_What is required_:
Can you pull out each line of the data below that includes the word "theorem"?

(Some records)

- - -

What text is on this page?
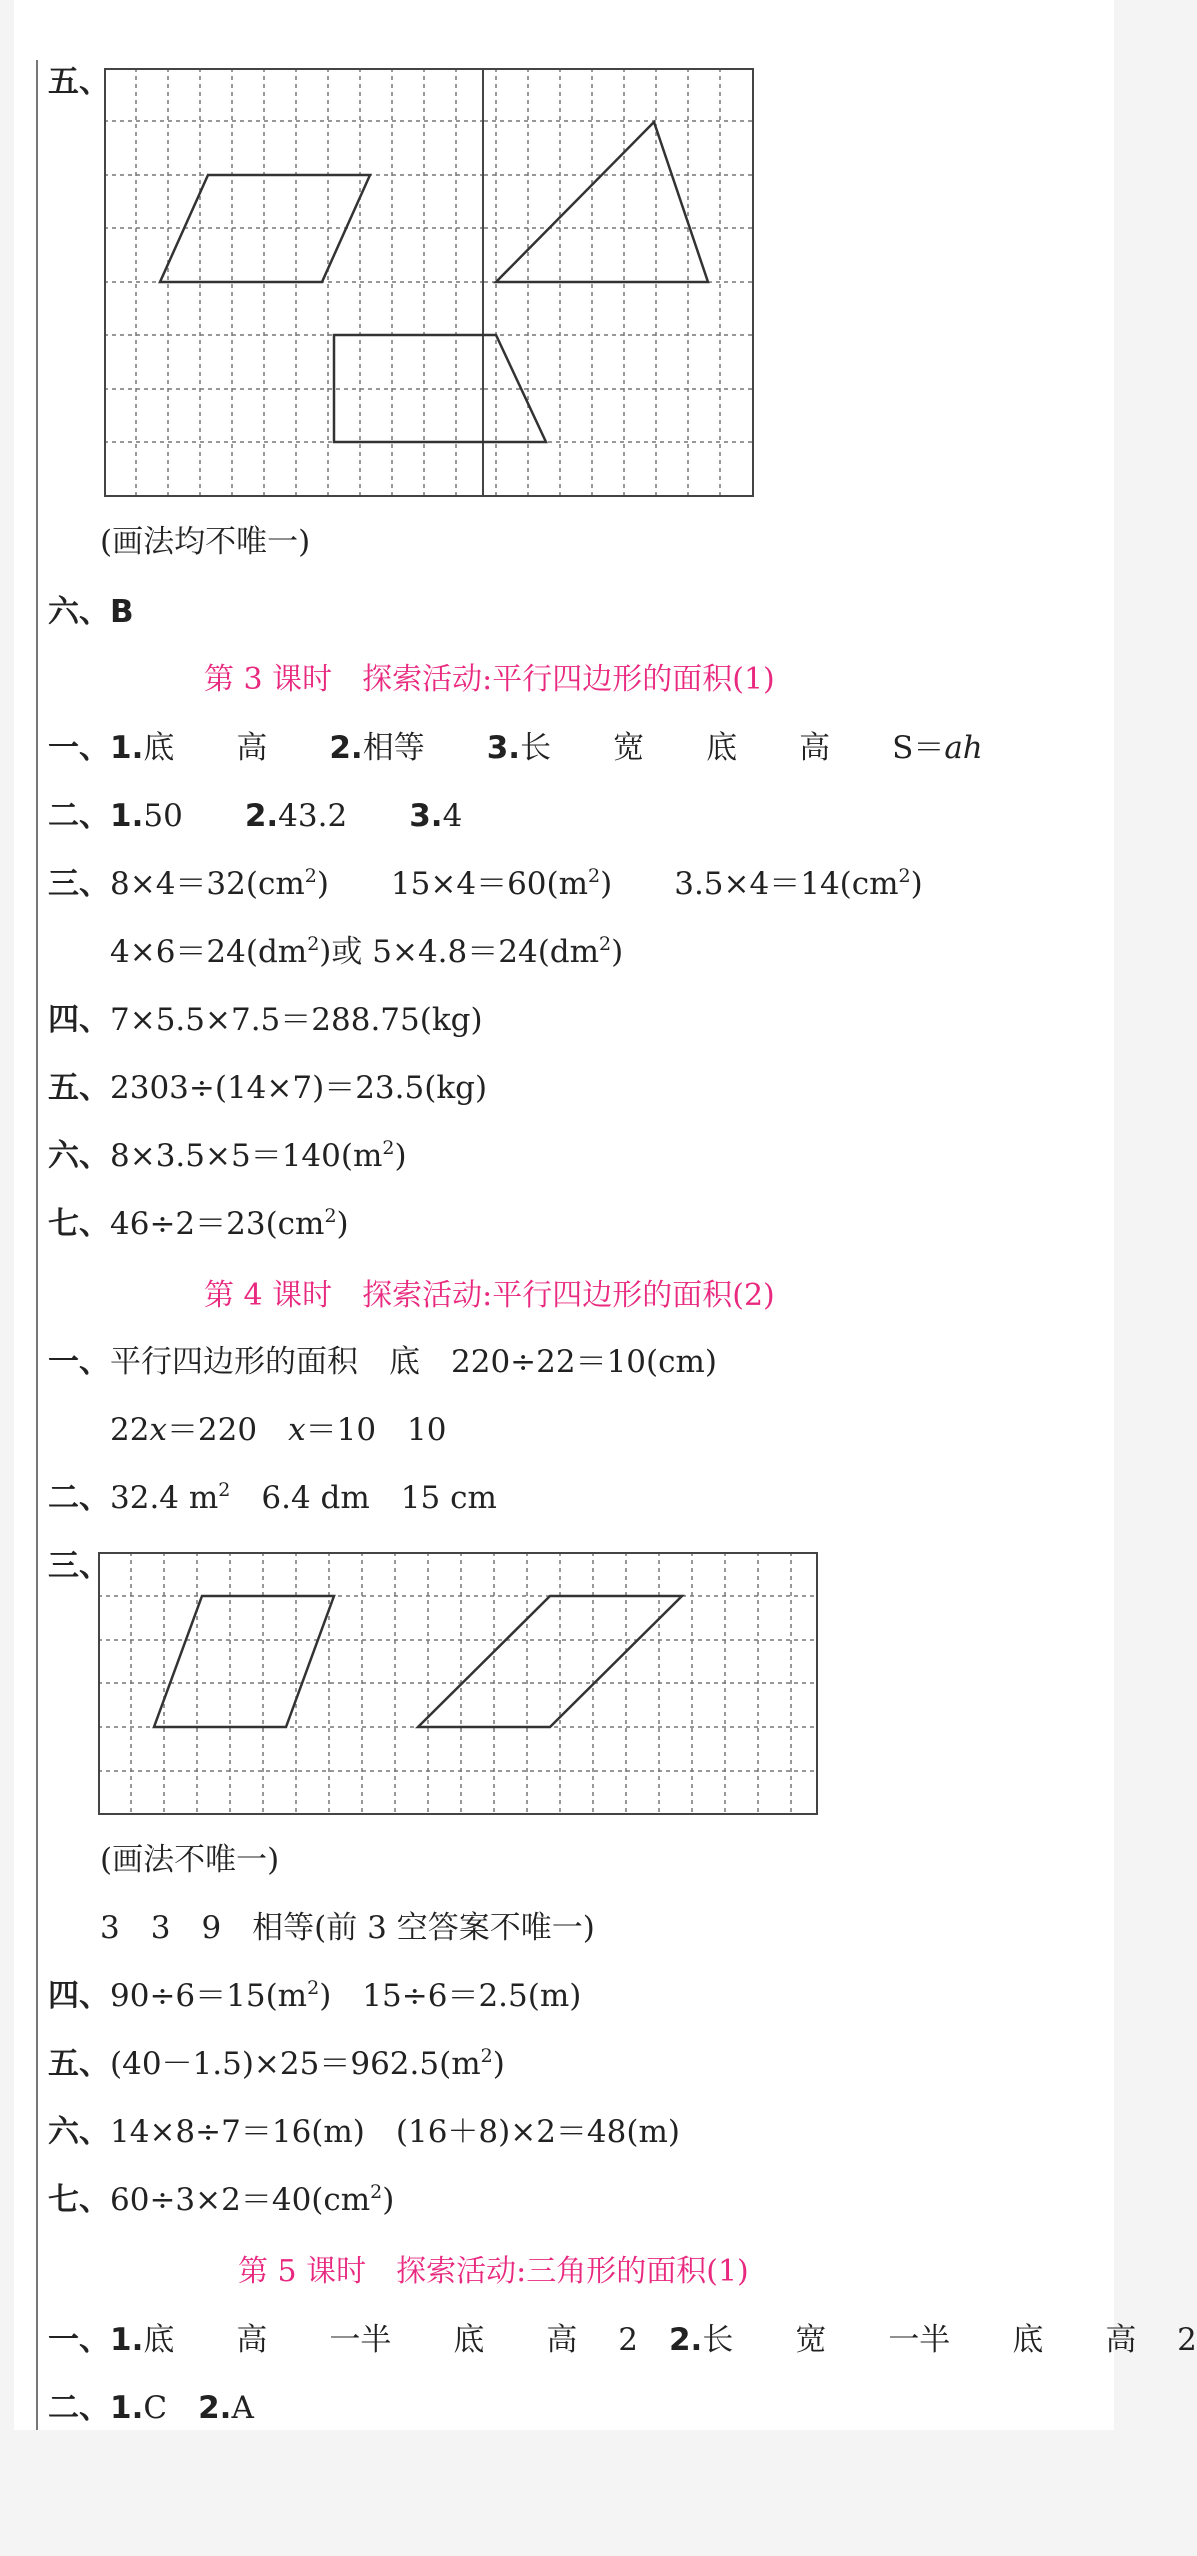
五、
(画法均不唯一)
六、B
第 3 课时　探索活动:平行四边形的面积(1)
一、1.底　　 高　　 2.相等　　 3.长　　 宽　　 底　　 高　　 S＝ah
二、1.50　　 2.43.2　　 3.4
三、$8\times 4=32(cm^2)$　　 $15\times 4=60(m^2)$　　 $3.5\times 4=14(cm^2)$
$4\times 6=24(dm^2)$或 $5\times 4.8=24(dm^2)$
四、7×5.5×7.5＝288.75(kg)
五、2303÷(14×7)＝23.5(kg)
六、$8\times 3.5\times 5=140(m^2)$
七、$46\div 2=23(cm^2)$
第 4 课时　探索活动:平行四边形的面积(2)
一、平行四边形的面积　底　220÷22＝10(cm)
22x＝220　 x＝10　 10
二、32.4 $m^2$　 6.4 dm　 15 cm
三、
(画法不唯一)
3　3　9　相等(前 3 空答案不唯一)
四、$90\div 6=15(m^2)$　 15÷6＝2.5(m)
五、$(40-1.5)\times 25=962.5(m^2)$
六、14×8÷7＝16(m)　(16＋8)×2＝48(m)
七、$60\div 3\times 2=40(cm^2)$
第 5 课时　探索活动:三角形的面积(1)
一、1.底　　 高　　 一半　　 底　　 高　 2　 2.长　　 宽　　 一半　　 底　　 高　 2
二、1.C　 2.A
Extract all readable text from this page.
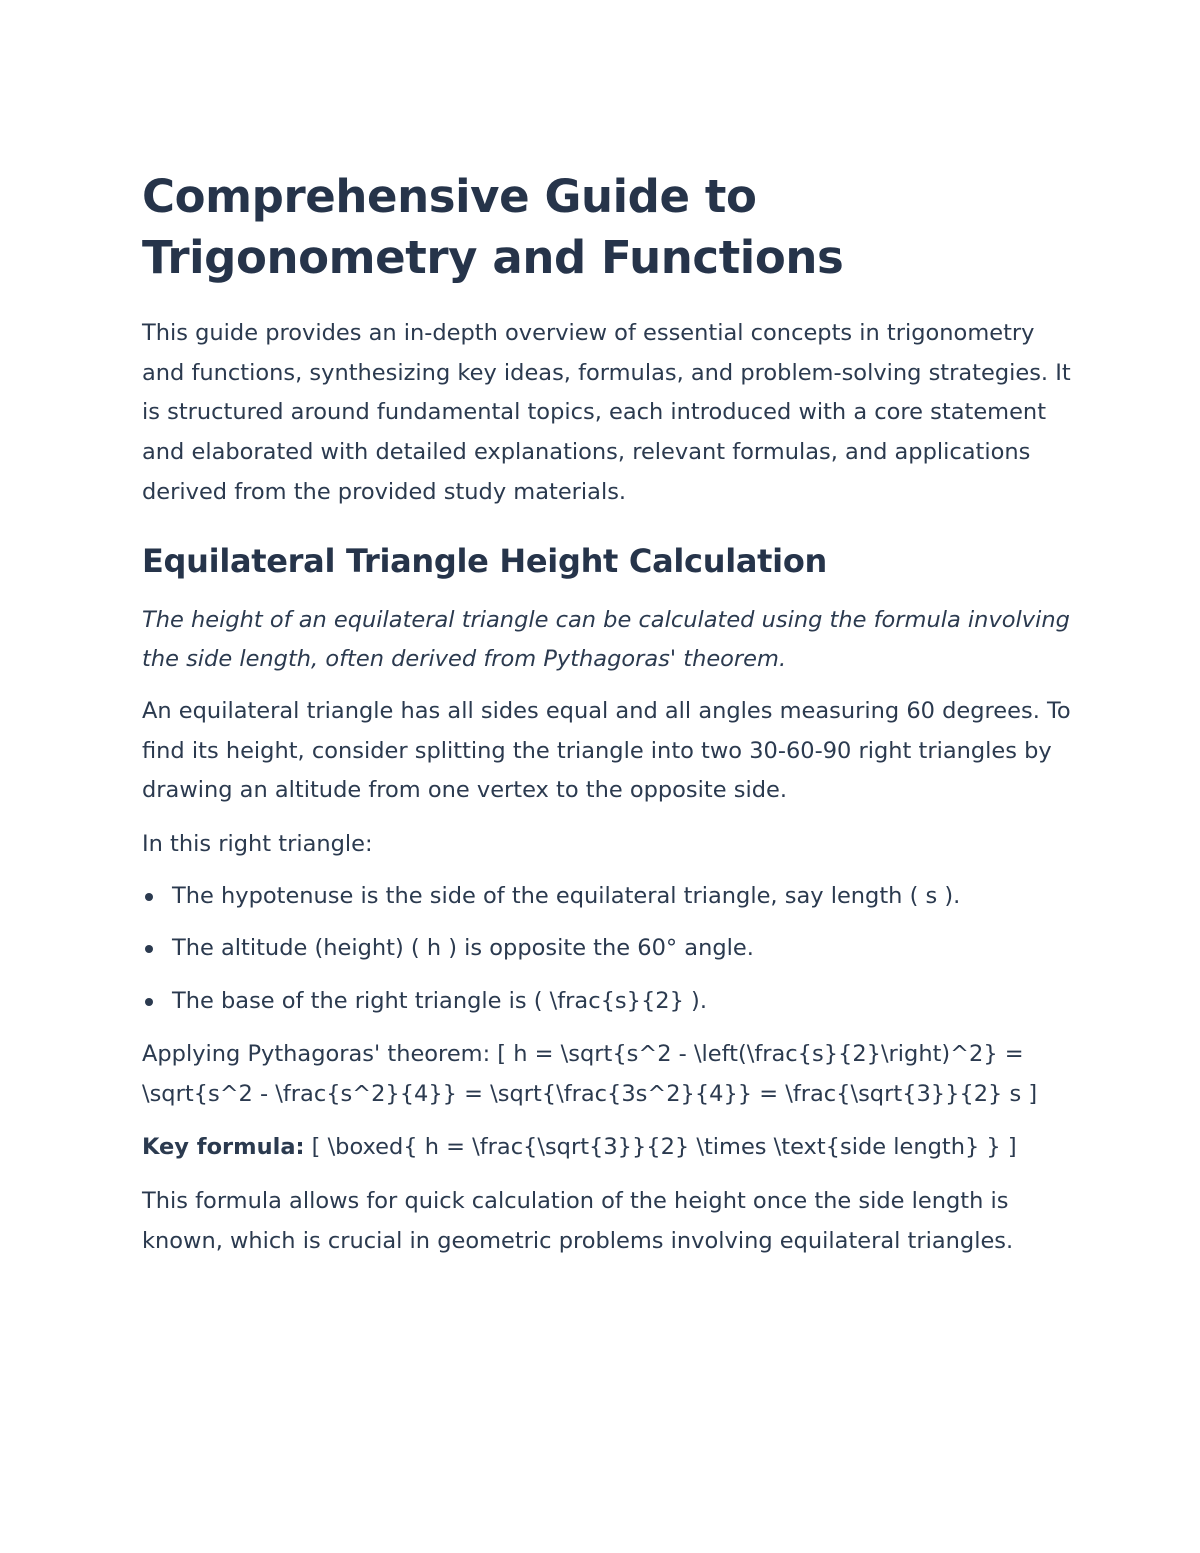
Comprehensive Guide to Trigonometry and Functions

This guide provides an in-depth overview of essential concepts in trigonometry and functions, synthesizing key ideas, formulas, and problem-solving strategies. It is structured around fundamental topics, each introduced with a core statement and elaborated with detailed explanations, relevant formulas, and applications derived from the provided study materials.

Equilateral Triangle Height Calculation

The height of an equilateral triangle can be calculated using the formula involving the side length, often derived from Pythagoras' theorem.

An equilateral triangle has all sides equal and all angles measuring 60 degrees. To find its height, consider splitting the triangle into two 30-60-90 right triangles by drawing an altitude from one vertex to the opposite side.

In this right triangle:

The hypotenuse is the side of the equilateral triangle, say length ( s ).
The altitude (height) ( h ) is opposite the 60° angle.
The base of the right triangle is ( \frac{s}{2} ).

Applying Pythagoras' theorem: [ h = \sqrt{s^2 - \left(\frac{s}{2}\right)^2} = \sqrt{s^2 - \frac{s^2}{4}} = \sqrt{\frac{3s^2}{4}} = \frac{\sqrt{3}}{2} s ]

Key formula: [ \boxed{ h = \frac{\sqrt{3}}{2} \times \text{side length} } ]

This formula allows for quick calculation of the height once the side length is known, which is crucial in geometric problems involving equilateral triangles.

- - -

_Task response_:
The height of an equilateral triangle can be calculated using the formula involving the side length, often derived from Pythagoras' theorem.
Applying Pythagoras' theorem: [ h = \sqrt{s^2 - \left(\frac{s}{2}\right)^2} = \sqrt{s^2 - \frac{s^2}{4}} = \sqrt{\frac{3s^2}{4}} = \frac{\sqrt{3}}{2} s ]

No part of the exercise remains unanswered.